━━ Dataset ━━

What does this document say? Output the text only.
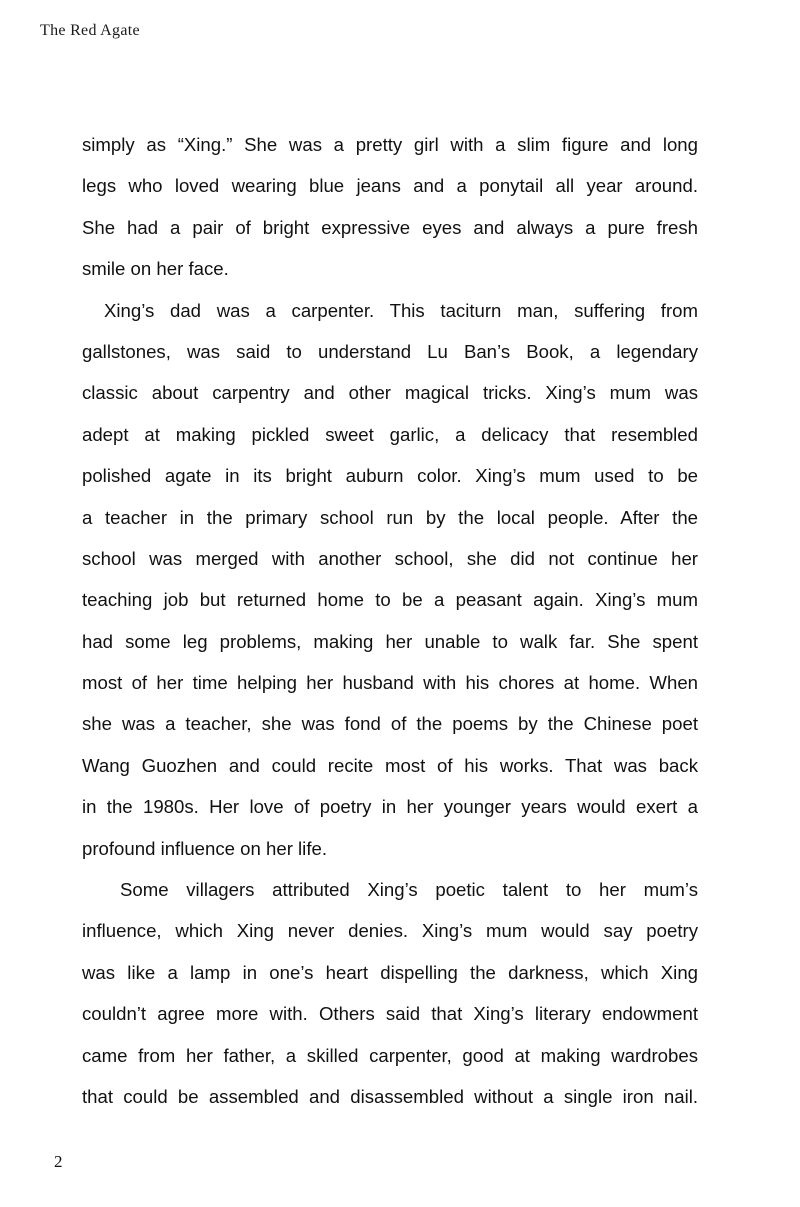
The Red Agate
simply as “Xing.” She was a pretty girl with a slim figure and long
legs who loved wearing blue jeans and a ponytail all year around.
She had a pair of bright expressive eyes and always a pure fresh
smile on her face.
Xing’s dad was a carpenter. This taciturn man, suffering from
gallstones, was said to understand Lu Ban’s Book, a legendary
classic about carpentry and other magical tricks. Xing’s mum was
adept at making pickled sweet garlic, a delicacy that resembled
polished agate in its bright auburn color. Xing’s mum used to be
a teacher in the primary school run by the local people. After the
school was merged with another school, she did not continue her
teaching job but returned home to be a peasant again. Xing’s mum
had some leg problems, making her unable to walk far. She spent
most of her time helping her husband with his chores at home. When
she was a teacher, she was fond of the poems by the Chinese poet
Wang Guozhen and could recite most of his works. That was back
in the 1980s. Her love of poetry in her younger years would exert a
profound influence on her life.
Some villagers attributed Xing’s poetic talent to her mum’s
influence, which Xing never denies. Xing’s mum would say poetry
was like a lamp in one’s heart dispelling the darkness, which Xing
couldn’t agree more with. Others said that Xing’s literary endowment
came from her father, a skilled carpenter, good at making wardrobes
that could be assembled and disassembled without a single iron nail.
2
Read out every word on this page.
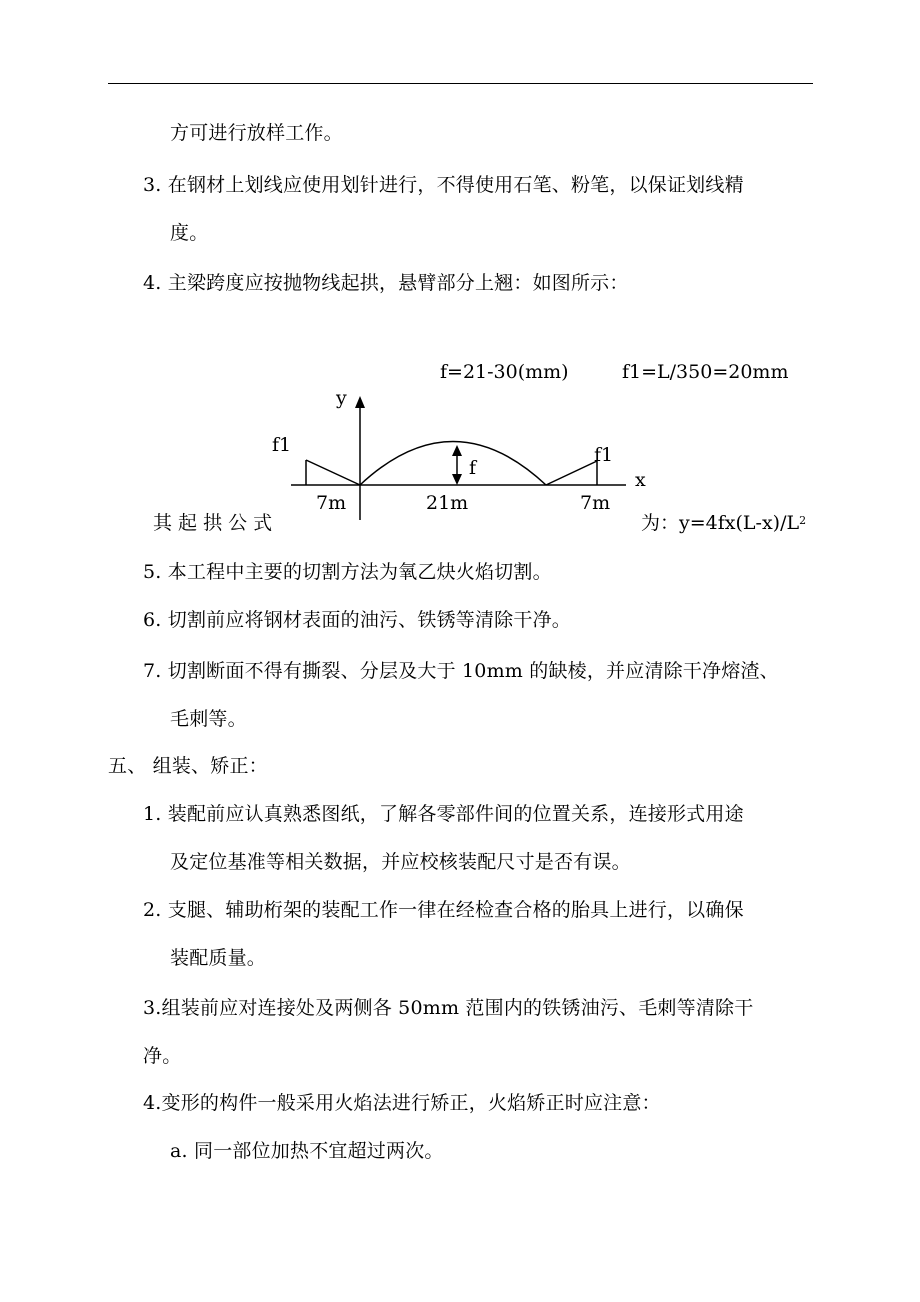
方可进行放样工作。
3. 在钢材上划线应使用划针进行，不得使用石笔、粉笔，以保证划线精
度。
4. 主梁跨度应按抛物线起拱，悬臂部分上翘：如图所示：
f=21-30(mm)	f1=L/350=20mm
y
f1
f
f1
x
7m	21m	7m
其 起 拱 公 式	为：$y=4fx(L-x)/L^2$
5. 本工程中主要的切割方法为氧乙炔火焰切割。
6. 切割前应将钢材表面的油污、铁锈等清除干净。
7. 切割断面不得有撕裂、分层及大于 10mm 的缺棱，并应清除干净熔渣、
毛刺等。
五、 组装、矫正：
1. 装配前应认真熟悉图纸，了解各零部件间的位置关系，连接形式用途
及定位基准等相关数据，并应校核装配尺寸是否有误。
2. 支腿、辅助桁架的装配工作一律在经检查合格的胎具上进行，以确保
装配质量。
3.组装前应对连接处及两侧各 50mm 范围内的铁锈油污、毛刺等清除干
净。
4.变形的构件一般采用火焰法进行矫正，火焰矫正时应注意：
a. 同一部位加热不宜超过两次。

━━━

* **The problem**
Select and copy every line of the material that holds the string "teacher".

* **Task response**
a teacher in the primary school run by the local people. After the
she was a teacher, she was fond of the poems by the Chinese poet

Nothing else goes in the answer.